● Given task: Skip the pictures. Transcribe the rest of the data below without changing a word.

[Collection entries]
§ §
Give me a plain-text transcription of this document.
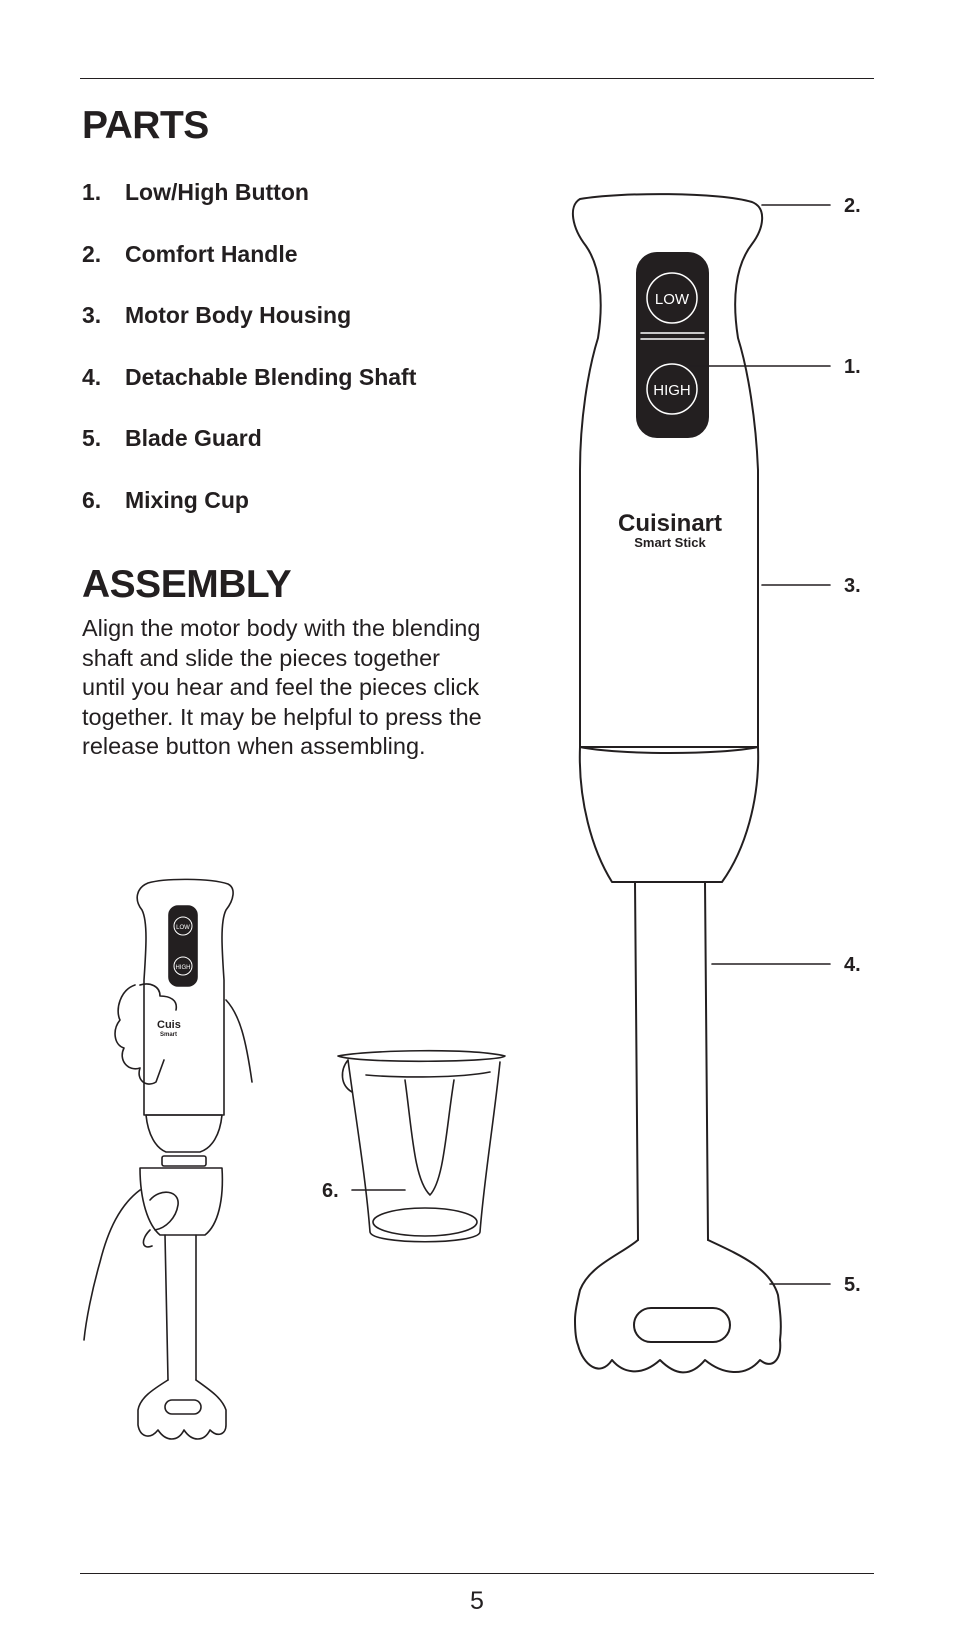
PARTS
1.	Low/High Button
2.	Comfort Handle
3.	Motor Body Housing
4.	Detachable Blending Shaft
5.	Blade Guard
6.	Mixing Cup
ASSEMBLY

Align the motor body with the blending
shaft and slide the pieces together
until you hear and feel the pieces click
together. It may be helpful to press the
release button when assembling.

LOW
HIGH
Cuisinart
Smart Stick
2.
1.
3.
4.
5.
LOW
HIGH
Cuis
Smart
6.
5
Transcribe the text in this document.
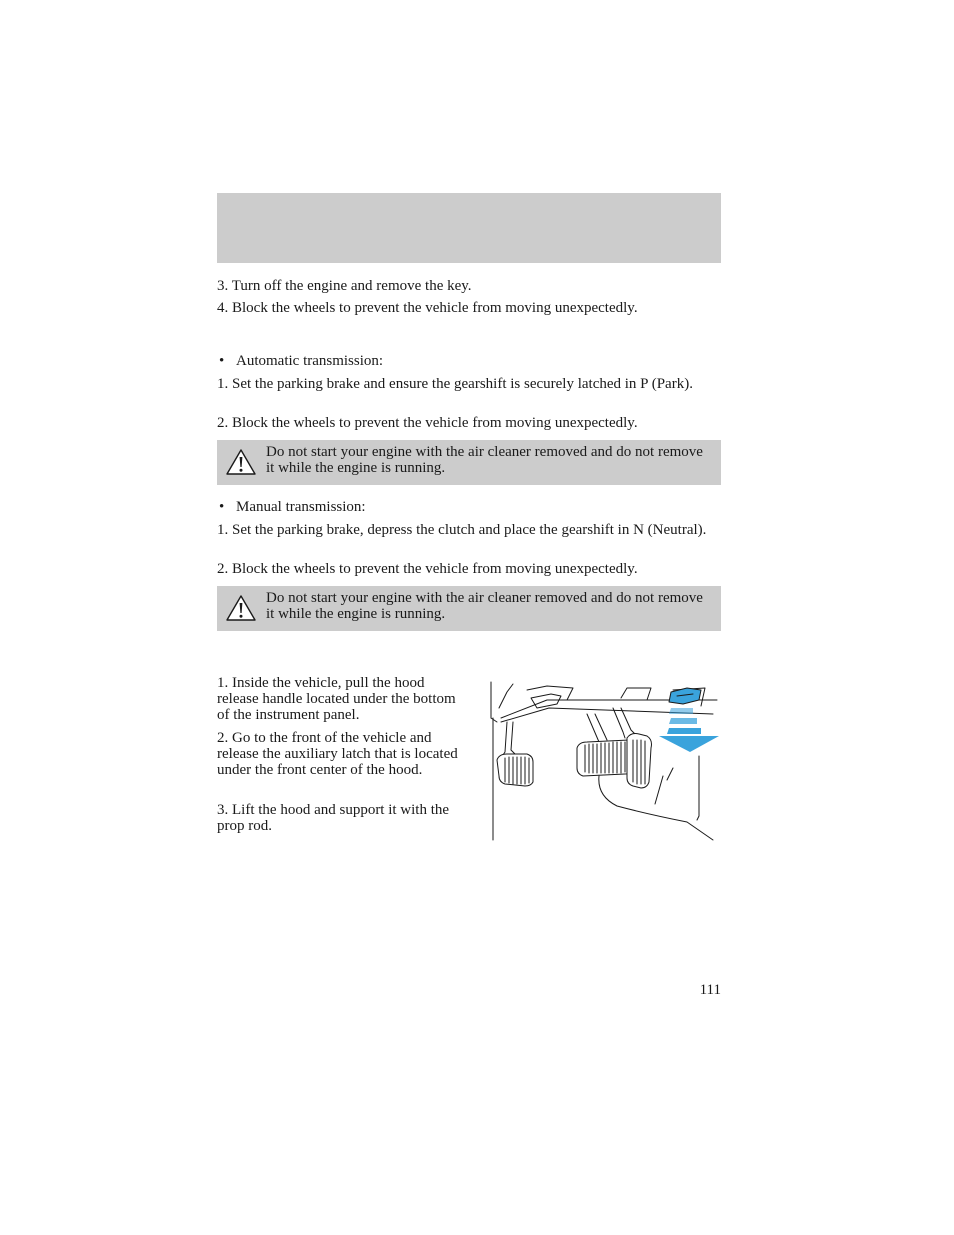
3. Turn off the engine and remove the key.

4. Block the wheels to prevent the vehicle from moving unexpectedly.

• Automatic transmission:

1. Set the parking brake and ensure the gearshift is securely latched in P (Park).

2. Block the wheels to prevent the vehicle from moving unexpectedly.

Do not start your engine with the air cleaner removed and do not remove it while the engine is running.
• Manual transmission:

1. Set the parking brake, depress the clutch and place the gearshift in N (Neutral).

2. Block the wheels to prevent the vehicle from moving unexpectedly.

Do not start your engine with the air cleaner removed and do not remove it while the engine is running.

1. Inside the vehicle, pull the hood release handle located under the bottom of the instrument panel.

2. Go to the front of the vehicle and release the auxiliary latch that is located under the front center of the hood.

3. Lift the hood and support it with the prop rod.

111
§ §
● Response below:
Give me a plain-text transcription of this document.
PARTS
1.	Low/High Button
2.	Comfort Handle
3.	Motor Body Housing
4.	Detachable Blending Shaft
5.	Blade Guard
6.	Mixing Cup
ASSEMBLY

Align the motor body with the blending
shaft and slide the pieces together
until you hear and feel the pieces click
together. It may be helpful to press the
release button when assembling.

LOW
HIGH
Cuisinart
Smart Stick
2.
1.
3.
4.
5.
LOW
HIGH
Cuis
Smart
6.
5
Transcribe the text in this document.
3. Turn off the engine and remove the key.

4. Block the wheels to prevent the vehicle from moving unexpectedly.

• Automatic transmission:

1. Set the parking brake and ensure the gearshift is securely latched in P (Park).

2. Block the wheels to prevent the vehicle from moving unexpectedly.

Do not start your engine with the air cleaner removed and do not remove it while the engine is running.
• Manual transmission:

1. Set the parking brake, depress the clutch and place the gearshift in N (Neutral).

2. Block the wheels to prevent the vehicle from moving unexpectedly.

Do not start your engine with the air cleaner removed and do not remove it while the engine is running.

1. Inside the vehicle, pull the hood release handle located under the bottom of the instrument panel.

2. Go to the front of the vehicle and release the auxiliary latch that is located under the front center of the hood.

3. Lift the hood and support it with the prop rod.

111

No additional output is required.